> WHAT THE EXERCISE ASKS: Here are some records; copy every line that holds the word "Tracks".
START INPUT DATA
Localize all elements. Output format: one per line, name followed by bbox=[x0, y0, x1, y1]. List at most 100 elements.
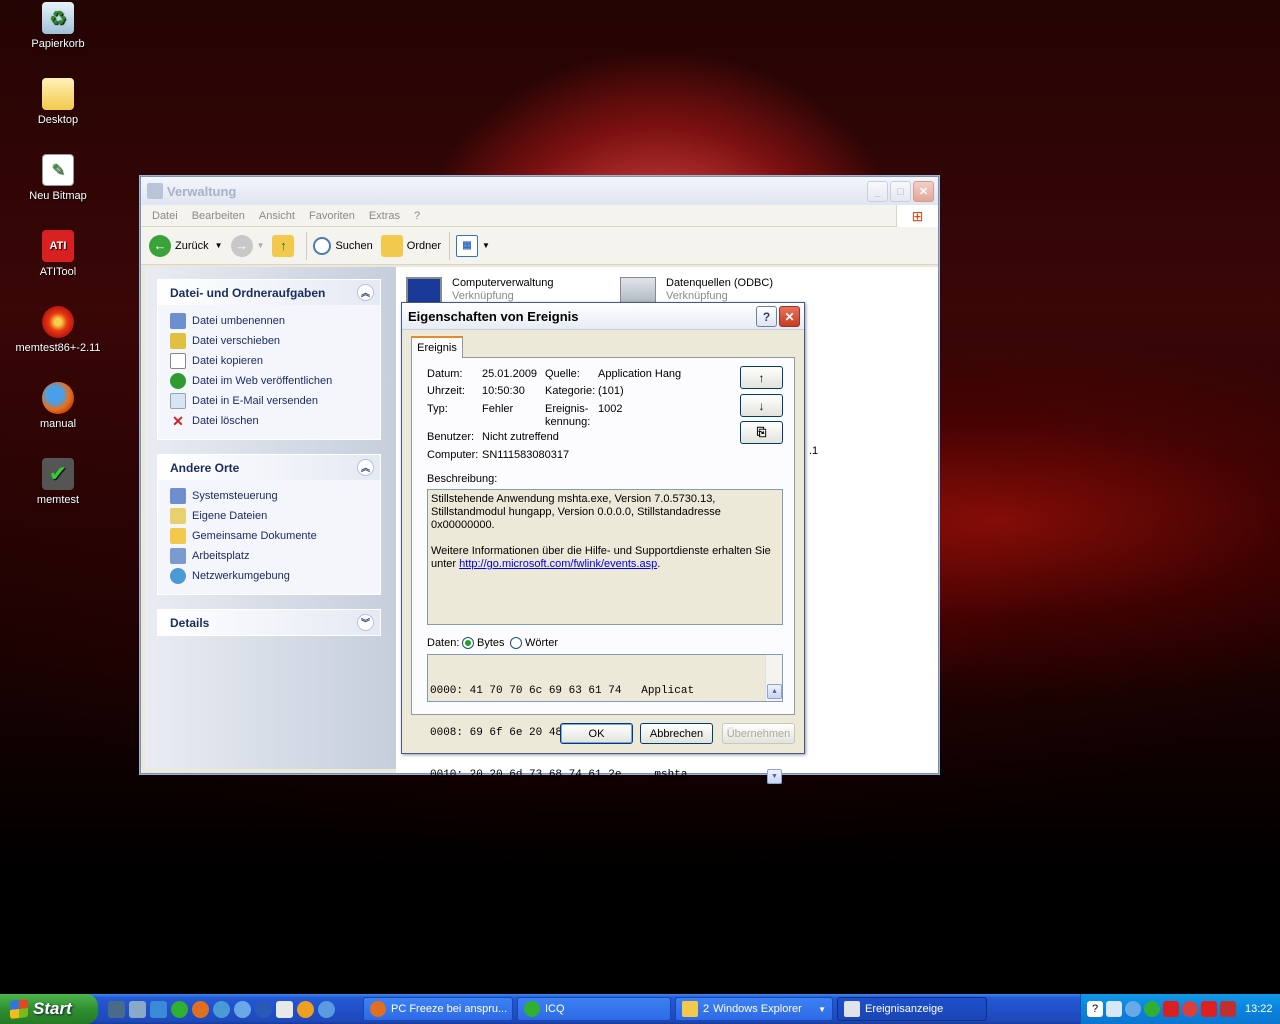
back-dropdown-icon: ▼ bbox=[214, 241, 223, 250]
help-button[interactable]: ? bbox=[756, 306, 777, 327]
place-my-documents[interactable]: Eigene Dateien bbox=[170, 506, 368, 526]
place-shared-documents[interactable]: Gemeinsame Dokumente bbox=[170, 526, 368, 546]
desktop-icon-bitmap[interactable]: ✎ Neu Bitmap bbox=[8, 154, 108, 202]
back-button[interactable]: ← Zurück ▼ bbox=[149, 234, 223, 257]
minimize-button[interactable]: _ bbox=[867, 181, 888, 202]
computer-icon bbox=[170, 548, 186, 564]
radio-words[interactable]: Wörter bbox=[510, 637, 558, 650]
maximize-button[interactable]: □ bbox=[890, 181, 911, 202]
menu-favoriten[interactable]: Favoriten bbox=[302, 210, 362, 222]
next-event-button[interactable]: ↓ bbox=[740, 394, 783, 417]
help-icon[interactable]: ? bbox=[1087, 1001, 1103, 1017]
search-icon[interactable] bbox=[213, 1000, 230, 1018]
explorer-title-bar[interactable]: Verwaltung _ □ ✕ bbox=[141, 177, 938, 205]
desktop-icon-manual[interactable]: manual bbox=[8, 382, 108, 430]
collapse-icon[interactable]: ︽ bbox=[357, 459, 374, 476]
network-icon[interactable] bbox=[1106, 1001, 1122, 1017]
description-textbox[interactable]: Stillstehende Anwendung mshta.exe, Versi… bbox=[427, 489, 783, 625]
place-network[interactable]: Netzwerkumgebung bbox=[170, 566, 368, 586]
data-label: Daten: bbox=[427, 637, 460, 649]
close-button[interactable]: ✕ bbox=[913, 181, 934, 202]
taskbar: Start PC Freeze bei anspru... ICQ 2 Wind… bbox=[0, 994, 1280, 1024]
ie-icon[interactable] bbox=[150, 1000, 167, 1018]
desktop-icon-label: Papierkorb bbox=[31, 38, 85, 50]
task-email[interactable]: Datei in E-Mail versenden bbox=[170, 391, 368, 411]
other-places-header[interactable]: Andere Orte ︽ bbox=[158, 455, 380, 480]
views-button[interactable]: ▦ ▼ bbox=[456, 234, 490, 257]
start-button[interactable]: Start bbox=[0, 994, 98, 1024]
atitool-tray-icon[interactable] bbox=[1163, 1001, 1179, 1017]
time-value: 10:50:30 bbox=[482, 385, 525, 397]
task-windows-explorer[interactable]: 2 Windows Explorer ▼ bbox=[675, 997, 833, 1021]
menu-ansicht[interactable]: Ansicht bbox=[252, 210, 302, 222]
network-tool-icon[interactable] bbox=[129, 1000, 146, 1018]
clock[interactable]: 13:22 bbox=[1245, 1003, 1273, 1015]
media-player-icon[interactable] bbox=[255, 1000, 272, 1018]
menu-help[interactable]: ? bbox=[407, 210, 427, 222]
task-event-viewer[interactable]: Ereignisanzeige bbox=[837, 997, 987, 1021]
scroll-up-icon[interactable]: ▲ bbox=[767, 684, 782, 699]
tab-event[interactable]: Ereignis bbox=[411, 336, 463, 358]
desktop-icon-atitool[interactable]: ATI ATITool bbox=[8, 230, 108, 278]
up-folder-button[interactable]: ↑ bbox=[272, 234, 298, 257]
dialog-close-button[interactable]: ✕ bbox=[779, 306, 800, 327]
antivirus-icon[interactable] bbox=[1182, 1001, 1198, 1017]
radio-words-label: Wörter bbox=[525, 637, 558, 649]
forward-button[interactable]: → ▼ bbox=[230, 234, 264, 257]
file-tasks-header[interactable]: Datei- und Ordneraufgaben ︽ bbox=[158, 280, 380, 305]
scroll-down-icon[interactable]: ▼ bbox=[767, 769, 782, 784]
task-move[interactable]: Datei verschieben bbox=[170, 331, 368, 351]
task-copy[interactable]: Datei kopieren bbox=[170, 351, 368, 371]
task-label: ICQ bbox=[545, 1003, 565, 1015]
desktop-icon-recycle-bin[interactable]: ♻ Papierkorb bbox=[8, 2, 108, 50]
menu-bearbeiten[interactable]: Bearbeiten bbox=[185, 210, 252, 222]
acrobat-icon[interactable] bbox=[1201, 1001, 1217, 1017]
desktop-icon-memtest-iso[interactable]: memtest86+-2.11 bbox=[8, 306, 108, 354]
firefox-icon[interactable] bbox=[192, 1000, 209, 1018]
desktop-icon-memtest[interactable]: ✔ memtest bbox=[8, 458, 108, 506]
details-title: Details bbox=[170, 615, 210, 630]
place-control-panel[interactable]: Systemsteuerung bbox=[170, 486, 368, 506]
desktop-icon-desktop-folder[interactable]: Desktop bbox=[8, 78, 108, 126]
task-publish[interactable]: Datei im Web veröffentlichen bbox=[170, 371, 368, 391]
tray-app-icon[interactable] bbox=[1220, 1001, 1236, 1017]
icq-tray-icon[interactable] bbox=[1144, 1001, 1160, 1017]
show-desktop-icon[interactable] bbox=[108, 1000, 125, 1018]
collapse-icon[interactable]: ︽ bbox=[357, 284, 374, 301]
expand-icon[interactable]: ︾ bbox=[357, 614, 374, 631]
icq-icon[interactable] bbox=[171, 1000, 188, 1018]
globe-icon[interactable] bbox=[318, 1000, 335, 1018]
search-button[interactable]: Suchen bbox=[313, 236, 373, 255]
previous-event-button[interactable]: ↑ bbox=[740, 366, 783, 389]
dialog-title-bar[interactable]: Eigenschaften von Ereignis ? ✕ bbox=[402, 303, 804, 330]
help-link[interactable]: http://go.microsoft.com/fwlink/events.as… bbox=[459, 558, 657, 570]
arrow-up-icon: ↑ bbox=[758, 370, 765, 385]
task-pane: Datei- und Ordneraufgaben ︽ Datei umbene… bbox=[145, 267, 396, 769]
toolbar-separator bbox=[306, 231, 308, 260]
cancel-button[interactable]: Abbrechen bbox=[640, 723, 713, 744]
hex-scrollbar[interactable]: ▲ ▼ bbox=[765, 655, 782, 784]
task-firefox[interactable]: PC Freeze bei anspru... bbox=[363, 997, 513, 1021]
radio-words-icon bbox=[510, 637, 522, 650]
messenger-icon[interactable] bbox=[234, 1000, 251, 1018]
data-hex-box[interactable]: 0000: 41 70 70 6c 69 63 61 74 Applicat 0… bbox=[427, 654, 783, 784]
menu-extras[interactable]: Extras bbox=[362, 210, 407, 222]
task-rename[interactable]: Datei umbenennen bbox=[170, 311, 368, 331]
mail-icon[interactable] bbox=[276, 1000, 293, 1018]
copy-event-button[interactable]: ⎘ bbox=[740, 421, 783, 444]
collapse-tray-icon[interactable] bbox=[1125, 1001, 1141, 1017]
info-icon[interactable] bbox=[297, 1000, 314, 1018]
file-tasks-panel: Datei- und Ordneraufgaben ︽ Datei umbene… bbox=[157, 279, 381, 440]
apply-button[interactable]: Übernehmen bbox=[722, 723, 795, 744]
details-header[interactable]: Details ︾ bbox=[158, 610, 380, 635]
place-label: Arbeitsplatz bbox=[192, 550, 250, 562]
ok-button[interactable]: OK bbox=[560, 723, 633, 744]
menu-datei[interactable]: Datei bbox=[145, 210, 185, 222]
radio-bytes[interactable]: Bytes bbox=[462, 637, 505, 650]
system-tray: ? 13:22 bbox=[1080, 994, 1280, 1024]
desktop-icon-label: memtest86+-2.11 bbox=[15, 342, 101, 354]
task-icq[interactable]: ICQ bbox=[517, 997, 671, 1021]
task-delete[interactable]: ✕ Datei löschen bbox=[170, 411, 368, 431]
place-my-computer[interactable]: Arbeitsplatz bbox=[170, 546, 368, 566]
folders-button[interactable]: Ordner bbox=[380, 234, 441, 257]
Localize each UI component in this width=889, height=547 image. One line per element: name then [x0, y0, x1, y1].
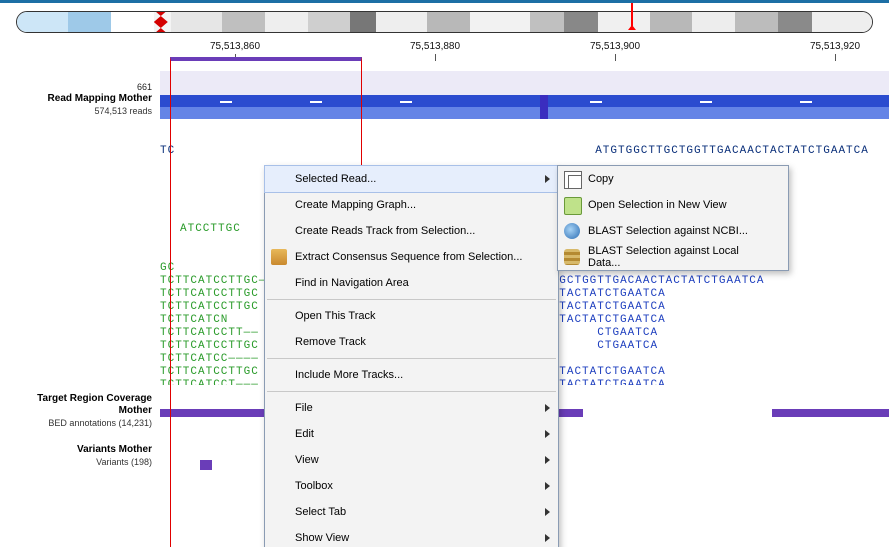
submenu-item-label: BLAST Selection against Local Data... — [588, 245, 766, 269]
menu-item-label: Toolbox — [295, 480, 333, 492]
ruler-tick: 75,513,900 — [590, 41, 640, 52]
menu-item-label: Edit — [295, 428, 314, 440]
blastdb-icon — [564, 249, 580, 265]
submenu-arrow-icon — [545, 456, 550, 464]
menu-item-label: Create Reads Track from Selection... — [295, 225, 475, 237]
menu-item[interactable]: Select Tab — [265, 499, 558, 525]
menu-item[interactable]: Remove Track — [265, 329, 558, 355]
submenu-arrow-icon — [545, 534, 550, 542]
menu-item[interactable]: Edit — [265, 421, 558, 447]
copy-icon — [564, 171, 582, 189]
menu-item-label: Remove Track — [295, 336, 366, 348]
context-submenu: Copy Open Selection in New View BLAST Sele… — [557, 165, 789, 271]
menu-item-label: Include More Tracks... — [295, 369, 403, 381]
genome-track-viewer: 75,513,860 75,513,880 75,513,900 75,513,… — [0, 0, 889, 547]
track-title-variants: Variants Mother — [77, 444, 152, 455]
track-title-read-mapping: Read Mapping Mother — [48, 93, 152, 104]
insert-left: ATCCTTGC — [180, 223, 241, 235]
submenu-arrow-icon — [545, 175, 550, 183]
position-marker[interactable] — [631, 0, 633, 26]
blast-icon — [564, 223, 580, 239]
menu-item-label: Create Mapping Graph... — [295, 199, 416, 211]
menu-item[interactable]: Find in Navigation Area — [265, 270, 558, 296]
coordinate-ruler: 75,513,860 75,513,880 75,513,900 75,513,… — [0, 41, 889, 71]
menu-item[interactable]: Toolbox — [265, 473, 558, 499]
track-subtitle-target-region: BED annotations (14,231) — [48, 418, 152, 428]
submenu-item[interactable]: Open Selection in New View — [558, 192, 788, 218]
coverage-plot[interactable] — [160, 71, 889, 119]
submenu-item-label: BLAST Selection against NCBI... — [588, 225, 748, 237]
track-subtitle-read-mapping: 574,513 reads — [94, 106, 152, 116]
menu-item[interactable]: Include More Tracks... — [265, 362, 558, 388]
submenu-item[interactable]: Copy — [558, 166, 788, 192]
submenu-arrow-icon — [545, 430, 550, 438]
context-menu: Selected Read... Create Mapping Graph... C… — [264, 165, 559, 547]
ruler-tick: 75,513,880 — [410, 41, 460, 52]
track-subtitle-variants: Variants (198) — [96, 457, 152, 467]
coverage-max-value: 661 — [2, 81, 152, 93]
menu-item[interactable]: Create Reads Track from Selection... — [265, 218, 558, 244]
menu-item[interactable]: Create Mapping Graph... — [265, 192, 558, 218]
menu-item-label: Selected Read... — [295, 173, 376, 185]
menu-item-label: Extract Consensus Sequence from Selectio… — [295, 251, 522, 263]
menu-item-label: Show View — [295, 532, 349, 544]
menu-item-label: Open This Track — [295, 310, 376, 322]
menu-item[interactable]: File — [265, 395, 558, 421]
submenu-arrow-icon — [545, 508, 550, 516]
submenu-item[interactable]: BLAST Selection against Local Data... — [558, 244, 788, 270]
menu-item-label: File — [295, 402, 313, 414]
menu-item[interactable]: Extract Consensus Sequence from Selectio… — [265, 244, 558, 270]
open-icon — [564, 197, 582, 215]
menu-item[interactable]: Selected Read... — [264, 165, 559, 193]
ruler-tick: 75,513,920 — [810, 41, 860, 52]
menu-item-label: Select Tab — [295, 506, 346, 518]
menu-item[interactable]: View — [265, 447, 558, 473]
submenu-item-label: Open Selection in New View — [588, 199, 727, 211]
submenu-arrow-icon — [545, 404, 550, 412]
submenu-item-label: Copy — [588, 173, 614, 185]
reference-seq-left: TC — [160, 145, 175, 157]
ruler-tick: 75,513,860 — [210, 41, 260, 52]
track-title-target-region: Target Region Coverage Mother — [37, 393, 152, 416]
menu-item-label: Find in Navigation Area — [295, 277, 409, 289]
menu-item[interactable]: Open This Track — [265, 303, 558, 329]
reference-seq-right: ATGTGGCTTGCTGGTTGACAACTACTATCTGAATCA — [595, 145, 869, 157]
extract-icon — [271, 249, 287, 265]
chromosome-ideogram[interactable] — [0, 3, 889, 37]
menu-item-label: View — [295, 454, 319, 466]
submenu-item[interactable]: BLAST Selection against NCBI... — [558, 218, 788, 244]
submenu-arrow-icon — [545, 482, 550, 490]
END INPUT DATA
> SOLVED PROBLEM:
menu-item-label: Include More Tracks... — [295, 369, 403, 381]
menu-item[interactable]: Include More Tracks... — [265, 362, 558, 388]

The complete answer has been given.